• _Job_: Reproduce the stretch of the interview transcript from "Yeager: All right, I" through "current inflation readings?", changing "control room" to "studio".

• _Document text_:

---

Yeager: All right, I have to go out of order. I'm sorry, Julie and everybody in there in the control room. We're going to go to Mitch in Hull because, Arlan, what you just said ties into his question. He's asking, what is your outlook for interest rates? And can this inflation be tamed without the Federal Reserve raising the rates beyond current inflation readings?

Suderman: We have never tamed inflation in the United States without positive real interest rates. In other words, interest rates above the rate of inflation. We're nowhere close to that yet. And if you look at what the Fed futures trading is doing it is suggesting that inflation is going to come down to 3.5% and that is all the higher the Fed needs to raise rates. The Fed has been saying something closer to 4.25%. But even that is below where the rate of inflation is. And the real question is, what is inflation going to do? We haven't fixed the problem yet. We've only seen a cooling because commodity prices collapsed so much in July but they could go right back up. We haven't fixed the problem that made them go up in the first place. The real question that I'm watching is natural gas prices in Europe this winter, December to February. That is the canary in the coal mine. And if this Ukraine war results in a shutting off of their natural gas and if they have a cool winter and don't have enough natural gas we shut down more fertilizer production, production of crop chemicals that are exported around the world, then we start impacting food production for next year and we have a bigger problem next year than what we had this year. It's a lot of ifs but that is still a big risk ahead of us for inflation.

Yeager: Those are ifs with huge implications if they all go. And we've already seen some of those chains all line up. What about Taiwan and China in all of this? That's a different part of the world, different problem, but yet same in the sense unrest. What do we make of what is going on with the sabre rattling and the people of China hearing one thing, the rest of the world maybe hearing a different story? What do we need to be watching there?

---

• _Data_:
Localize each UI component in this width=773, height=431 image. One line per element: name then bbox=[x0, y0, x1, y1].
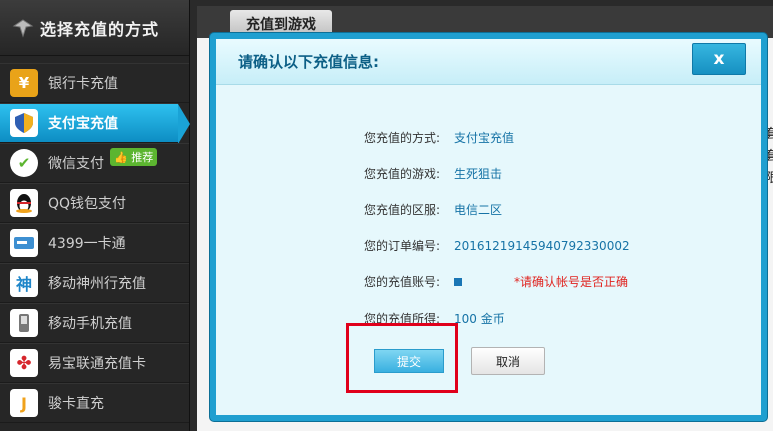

---

• _Result of this task_:
Yeager: All right, I have to go out of order. I'm sorry, Julie and everybody in there in the studio. We're going to go to Mitch in Hull because, Arlan, what you just said ties into his question. He's asking, what is your outlook for interest rates? And can this inflation be tamed without the Federal Reserve raising the rates beyond current inflation readings?